═══ Texte cité

IV. LA NORME DE CONTRÔLE

[37] Comme nous l’avons souligné précédemment, les demanderesses contestent le caractère raisonnable et équitable de la décision de la SAR.

[38] Pour décider s’il a été satisfait à l’obligation d’équité procédurale, la cour de révision doit faire sa propre analyse du processus suivi par le décideur et décider si ce processus était équitable, compte tenu de l’ensemble des circonstances, dont celles mentionnées dans l’arrêt Baker c Canada (Ministre de la Citoyenneté et de l’Immigration), [1999] 2 RCS 817 aux para 21‑28 (voir Chemin de fer Canadien Pacifique Limitée c Canada (Procureur général), 2018 CAF 69, [2019] 1 RCF 121 au para 54 [Chemin de fer Canadien Pacifique Limitée], et Elson c Canada (Procureur général), 2019 CAF 27 au para 31). Cet exercice revient en réalité à appliquer la norme de la décision correcte (voir Chemin de fer Canadien Pacifique Limitée, aux para 49‑56, et Association canadienne des avocats en droit des réfugiés c Canada (Immigration, Réfugiés et Citoyenneté), 2020 CAF 196 au para 35). Il incombe aux demanderesses de démontrer que l’obligation d’équité procédurale n’a pas été respectée.

[39] S’agissant de la décision au fond rendue par la SAR, il est bien établi que la norme de contrôle applicable est celle de la décision raisonnable (Canada (Citoyenneté et Immigration) c Huruglica, 2016 CAF 93, [2016] 4 RCF 157 au para 35). La Cour suprême du Canada a confirmé le caractère approprié de cette norme de contrôle dans l’arrêt Canada (Citoyenneté et Immigration) c Vavilov, 2019 CSC 65, au paragraphe 10.

══════
═══ Données fournies

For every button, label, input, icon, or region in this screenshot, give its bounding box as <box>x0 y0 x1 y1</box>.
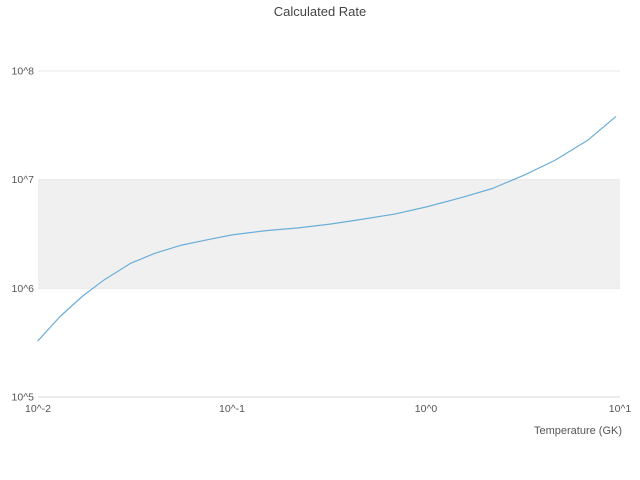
chart-title: Calculated Rate <box>273 4 367 19</box>
y-tick-label: 10^5 <box>12 392 35 404</box>
y-tick-label: 10^7 <box>12 174 35 186</box>
y-tick-label: 10^8 <box>12 66 35 78</box>
x-tick-label: 10^-2 <box>25 403 51 415</box>
shaded-band <box>38 179 620 289</box>
x-tick-label: 10^0 <box>415 403 438 415</box>
rate-line <box>37 116 617 342</box>
x-tick-label: 10^1 <box>609 403 632 415</box>
y-tick-label: 10^6 <box>12 283 35 295</box>
x-axis-label: Temperature (GK) <box>533 425 622 437</box>
x-tick-label: 10^-1 <box>219 403 245 415</box>
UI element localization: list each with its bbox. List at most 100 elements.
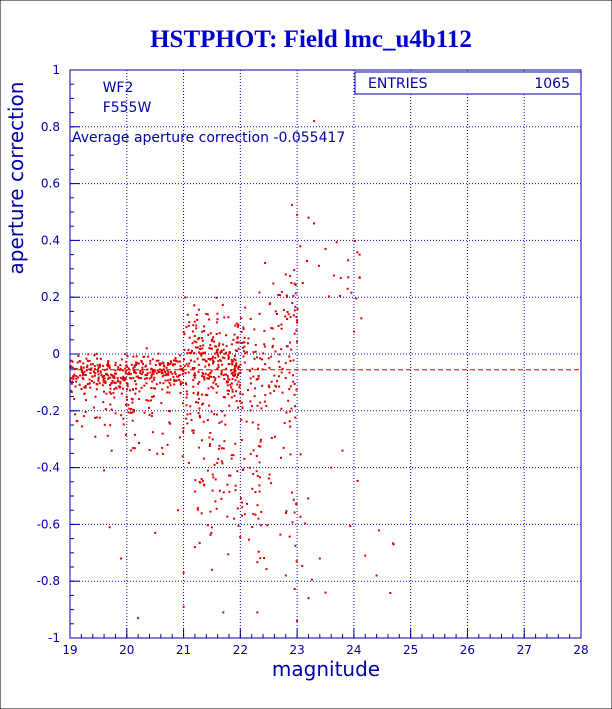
data-point [188,362,191,365]
data-point [209,432,212,434]
data-point [146,368,149,371]
data-point [204,365,207,368]
data-point [202,480,204,483]
data-point [122,379,125,382]
data-point [109,387,112,390]
data-point [114,361,117,364]
data-point [233,394,236,397]
data-point [270,482,273,485]
data-point [208,445,211,447]
data-point [151,431,154,434]
data-point [244,352,247,355]
data-point [239,536,242,539]
data-point [295,316,298,318]
data-point [273,390,276,392]
data-point [124,376,127,379]
x-tick-label: 21 [176,643,191,657]
data-point [102,377,105,380]
data-point [138,398,141,400]
data-point [105,392,108,395]
data-point [247,337,250,340]
data-point [213,379,216,382]
data-point [86,364,89,367]
data-point [187,365,190,368]
data-point [174,357,177,359]
data-point [213,340,216,343]
data-point [155,359,158,362]
data-point [194,490,197,493]
data-point [126,365,129,368]
data-point [294,416,297,419]
data-point [104,381,107,384]
data-point [294,283,297,286]
data-point [213,413,216,416]
data-point [249,317,252,320]
data-point [347,276,350,279]
data-point [125,403,127,406]
data-point [214,352,216,355]
data-point [85,357,88,360]
data-point [251,405,253,408]
data-point [85,366,88,369]
data-point [285,510,288,513]
data-point [258,312,261,315]
data-point [166,386,169,389]
data-point [234,324,237,327]
data-point [188,321,191,324]
data-point [119,380,122,383]
data-point [94,435,97,438]
data-point [153,376,156,379]
data-point [164,379,167,382]
data-point [289,425,292,428]
data-point [190,351,193,354]
data-point [277,293,280,296]
data-point [220,369,223,372]
data-point [231,388,234,391]
data-point [197,412,200,414]
data-point [237,374,239,376]
data-point [164,370,166,373]
data-point [299,245,302,248]
data-point [252,513,255,515]
data-point [198,446,201,449]
data-point [281,391,284,394]
data-point [245,351,248,354]
data-point [193,352,196,355]
data-point [166,391,169,394]
data-point [221,356,224,359]
data-point [203,325,206,328]
data-point [355,297,358,300]
data-point [88,382,91,385]
data-point [148,406,150,409]
data-point [211,473,214,476]
data-point [72,377,75,380]
data-point [204,351,207,354]
data-point [158,368,161,371]
data-point [156,452,159,455]
data-point [210,385,213,388]
data-point [269,392,272,395]
data-point [182,370,185,373]
data-point [156,369,159,372]
data-point [261,384,264,387]
data-point [271,344,274,347]
data-point [182,381,184,384]
data-point [292,314,295,317]
data-point [193,372,196,375]
data-point [178,378,180,381]
data-point [139,371,142,374]
data-point [167,379,169,382]
data-point [292,359,295,362]
data-point [295,388,298,391]
data-point [125,395,128,398]
data-point [198,381,201,384]
data-point [168,421,171,424]
data-point [150,376,153,379]
data-point [80,369,83,372]
data-point [207,373,210,376]
data-point [130,449,133,452]
data-point [224,423,227,426]
data-point [220,410,223,413]
data-point [161,388,164,391]
data-point [147,355,150,358]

══════

Objectif 1 —
D'après l'extrait sur la norme de contrôle, quelle norme s'applique à la décision au fond rendue par la SAR ?
Objectif 2 —
Dans l'extrait sur la norme de contrôle, reprenez la partie qui s'ouvre sur les mots contenant "IV. LA NORME" et se termine par "décision de la SAR.", en remplaçant "demanderesses" par "requérantes".
Objectif 3 —
Rédigez la suite de l'extrait sur la norme de contrôle à partir de sa dernière phrase.
Vous n'aurez pas besoin des enregistrements.

Résultat 1 —
La norme de la décision raisonnable.

Résultat 2 —
IV. LA NORME DE CONTRÔLE

[37] Comme nous l’avons souligné précédemment, les requérantes contestent le caractère raisonnable et équitable de la décision de la SAR.

Résultat 3 —
[40] Une décision raisonnable « doit être fondée sur une analyse intrinsèquement cohérente et rationnelle et est justifiée au regard des contraintes juridiques et factuelles auxquelles le décideur est assujetti » (Vavilov, au para 85). Cela dit, une décision raisonnable en est une qui se justifie au regard des faits (Vavilov, au para 126). Le décideur administratif « doit prendre en considération la preuve versée au dossier et la trame factuelle générale qui ont une incidence sur sa décision et celle‑ci doit être raisonnable au regard de ces éléments » (ibid). Conséquemment, « le caractère raisonnable d’une décision peut être compromis si le décideur s’est fondamentalement mépris sur la preuve qui lui a été soumise ou n’en a pas tenu compte » (ibid). Voir également l’alinéa 18.1(4)d) de la Loi sur les Cours fédérales, LRC 1985, c F‑7, qui dispose que la cour de révision peut prendre des mesures lorsqu’elle est convaincue qu’un décideur administratif « a rendu une décision ou une ordonnance fondée sur une conclusion de fait erronée [...] sans tenir compte des éléments dont [elle] dispose ».

[41] Il incombe aux demanderesses de démontrer que la décision de la SAR est déraisonnable. Avant de pouvoir annuler la décision pour ce motif, la cour de révision doit être convaincue « qu’elle souffre de lacunes graves à un point tel qu’on ne peut pas dire qu’elle satisfait aux exigences de justification, d’intelligibilité et de transparence » (Vavilov, au para 100).

V. ANALYSE

A. La SAR a‑t‑elle dérogé aux principes d’équité procédurale?

[42] Le paragraphe 110(3) de la LIPR dispose qu’en règle générale, la SAR procède « sans tenir d’audience en se fondant sur le dossier de la Section de la protection des réfugiés » pour statuer sur l’appel. Le paragraphe 110(4), qui régit l’admission d’éléments de preuve additionnelle que la personne en cause peut présenter, crée une exception à cette règle générale. (Le ministre n’est pas assujetti aux mêmes restrictions : voir le paragraphe 110(5).) Il en va de même pour le paragraphe 110(6), qui permet à la SAR de tenir une audience lorsque certaines conditions préalables sont réunies.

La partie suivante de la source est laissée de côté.